**Exercise task:**
Every line with the string "Kultur" should be gathered.

## Start Listed entries

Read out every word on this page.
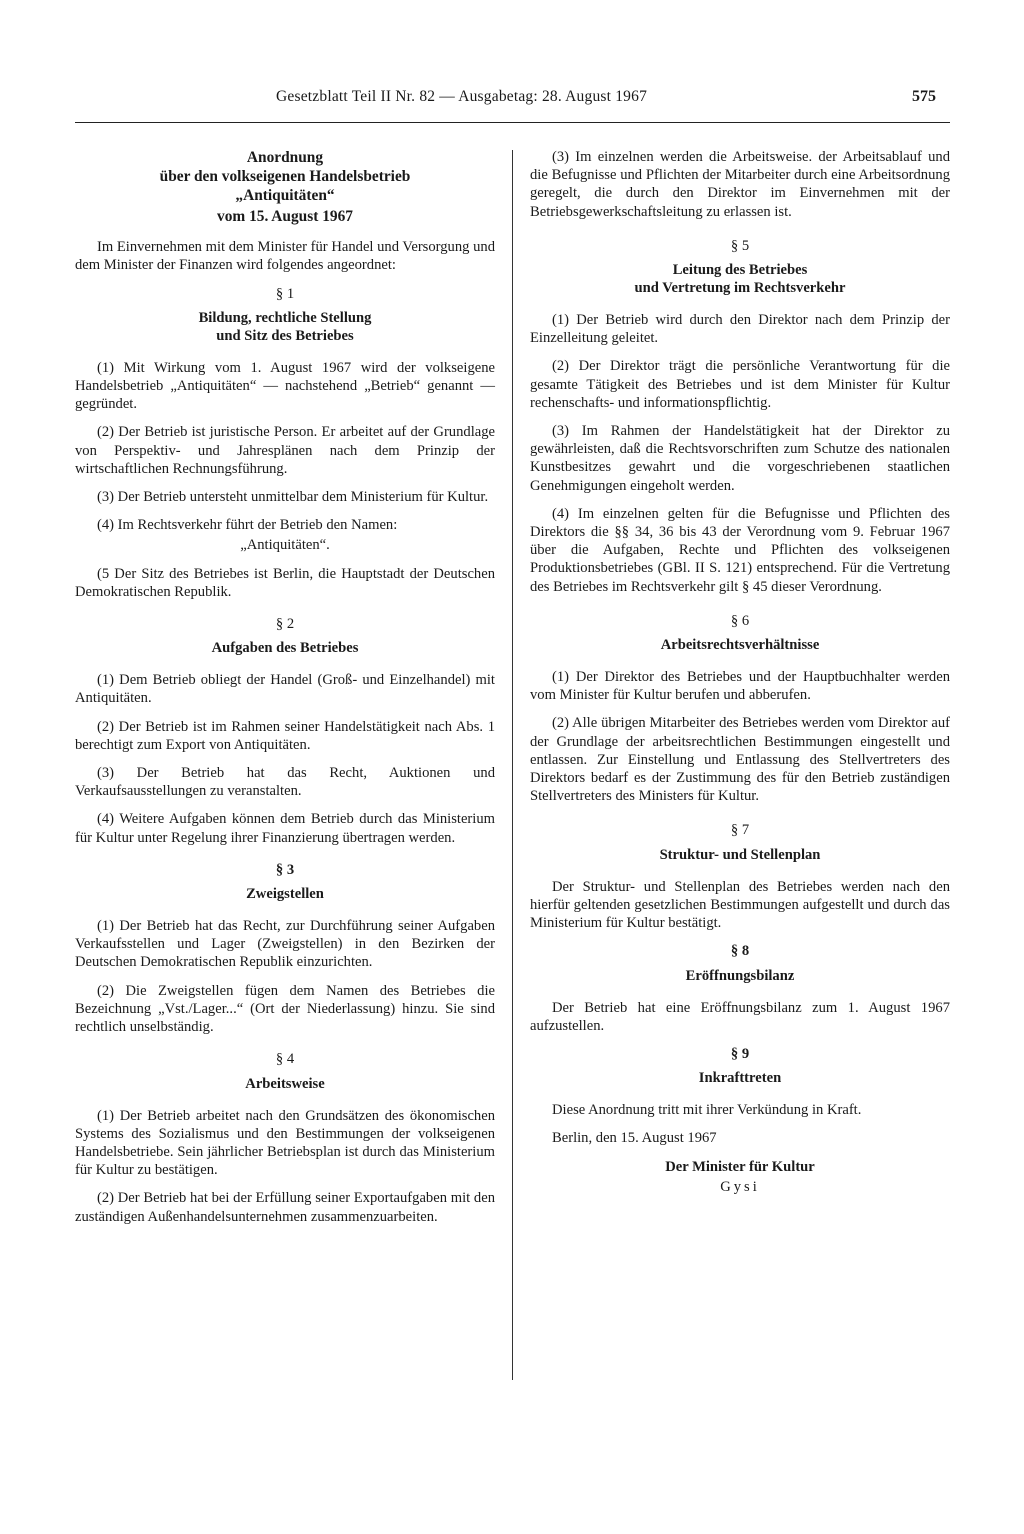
Gesetzblatt Teil II Nr. 82 — Ausgabetag: 28. August 1967	575
Anordnung
über den volkseigenen Handelsbetrieb
„Antiquitäten“
vom 15. August 1967

Im Einvernehmen mit dem Minister für Handel und Versorgung und dem Minister der Finanzen wird folgendes angeordnet:

§ 1
Bildung, rechtliche Stellung
und Sitz des Betriebes

(1) Mit Wirkung vom 1. August 1967 wird der volkseigene Handelsbetrieb „Antiquitäten“ — nachstehend „Betrieb“ genannt — gegründet.

(2) Der Betrieb ist juristische Person. Er arbeitet auf der Grundlage von Perspektiv- und Jahresplänen nach dem Prinzip der wirtschaftlichen Rechnungsführung.

(3) Der Betrieb untersteht unmittelbar dem Ministerium für Kultur.

(4) Im Rechtsverkehr führt der Betrieb den Namen:

„Antiquitäten“.

(5 Der Sitz des Betriebes ist Berlin, die Hauptstadt der Deutschen Demokratischen Republik.

§ 2
Aufgaben des Betriebes

(1) Dem Betrieb obliegt der Handel (Groß- und Einzelhandel) mit Antiquitäten.

(2) Der Betrieb ist im Rahmen seiner Handelstätigkeit nach Abs. 1 berechtigt zum Export von Antiquitäten.

(3) Der Betrieb hat das Recht, Auktionen und Verkaufsausstellungen zu veranstalten.

(4) Weitere Aufgaben können dem Betrieb durch das Ministerium für Kultur unter Regelung ihrer Finanzierung übertragen werden.

§ 3
Zweigstellen

(1) Der Betrieb hat das Recht, zur Durchführung seiner Aufgaben Verkaufsstellen und Lager (Zweigstellen) in den Bezirken der Deutschen Demokratischen Republik einzurichten.

(2) Die Zweigstellen fügen dem Namen des Betriebes die Bezeichnung „Vst./Lager...“ (Ort der Niederlassung) hinzu. Sie sind rechtlich unselbständig.

§ 4
Arbeitsweise

(1) Der Betrieb arbeitet nach den Grundsätzen des ökonomischen Systems des Sozialismus und den Bestimmungen der volkseigenen Handelsbetriebe. Sein jährlicher Betriebsplan ist durch das Ministerium für Kultur zu bestätigen.

(2) Der Betrieb hat bei der Erfüllung seiner Exportaufgaben mit den zuständigen Außenhandelsunternehmen zusammenzuarbeiten.

(3) Im einzelnen werden die Arbeitsweise. der Arbeitsablauf und die Befugnisse und Pflichten der Mitarbeiter durch eine Arbeitsordnung geregelt, die durch den Direktor im Einvernehmen mit der Betriebsgewerkschaftsleitung zu erlassen ist.

§ 5
Leitung des Betriebes
und Vertretung im Rechtsverkehr

(1) Der Betrieb wird durch den Direktor nach dem Prinzip der Einzelleitung geleitet.

(2) Der Direktor trägt die persönliche Verantwortung für die gesamte Tätigkeit des Betriebes und ist dem Minister für Kultur rechenschafts- und informationspflichtig.

(3) Im Rahmen der Handelstätigkeit hat der Direktor zu gewährleisten, daß die Rechtsvorschriften zum Schutze des nationalen Kunstbesitzes gewahrt und die vorgeschriebenen staatlichen Genehmigungen eingeholt werden.

(4) Im einzelnen gelten für die Befugnisse und Pflichten des Direktors die §§ 34, 36 bis 43 der Verordnung vom 9. Februar 1967 über die Aufgaben, Rechte und Pflichten des volkseigenen Produktionsbetriebes (GBl. II S. 121) entsprechend. Für die Vertretung des Betriebes im Rechtsverkehr gilt § 45 dieser Verordnung.

§ 6
Arbeitsrechtsverhältnisse

(1) Der Direktor des Betriebes und der Hauptbuchhalter werden vom Minister für Kultur berufen und abberufen.

(2) Alle übrigen Mitarbeiter des Betriebes werden vom Direktor auf der Grundlage der arbeitsrechtlichen Bestimmungen eingestellt und entlassen. Zur Einstellung und Entlassung des Stellvertreters des Direktors bedarf es der Zustimmung des für den Betrieb zuständigen Stellvertreters des Ministers für Kultur.

§ 7
Struktur- und Stellenplan

Der Struktur- und Stellenplan des Betriebes werden nach den hierfür geltenden gesetzlichen Bestimmungen aufgestellt und durch das Ministerium für Kultur bestätigt.

§ 8
Eröffnungsbilanz

Der Betrieb hat eine Eröffnungsbilanz zum 1. August 1967 aufzustellen.

§ 9
Inkrafttreten

Diese Anordnung tritt mit ihrer Verkündung in Kraft.

Berlin, den 15. August 1967

Der Minister für Kultur
Gysi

## End Listed entries

**Task solution:**
(3) Der Betrieb untersteht unmittelbar dem Ministerium für Kultur.
(4) Weitere Aufgaben können dem Betrieb durch das Ministerium für Kultur unter Regelung ihrer Finanzierung übertragen werden.
(1) Der Betrieb arbeitet nach den Grundsätzen des ökonomischen Systems des Sozialismus und den Bestimmungen der volkseigenen Handelsbetriebe. Sein jährlicher Betriebsplan ist durch das Ministerium für Kultur zu bestätigen.
(2) Der Direktor trägt die persönliche Verantwortung für die gesamte Tätigkeit des Betriebes und ist dem Minister für Kultur rechenschafts- und informationspflichtig.
(1) Der Direktor des Betriebes und der Hauptbuchhalter werden vom Minister für Kultur berufen und abberufen.
(2) Alle übrigen Mitarbeiter des Betriebes werden vom Direktor auf der Grundlage der arbeitsrechtlichen Bestimmungen eingestellt und entlassen. Zur Einstellung und Entlassung des Stellvertreters des Direktors bedarf es der Zustimmung des für den Betrieb zuständigen Stellvertreters des Ministers für Kultur.
Der Struktur- und Stellenplan des Betriebes werden nach den hierfür geltenden gesetzlichen Bestimmungen aufgestellt und durch das Ministerium für Kultur bestätigt.
Der Minister für Kultur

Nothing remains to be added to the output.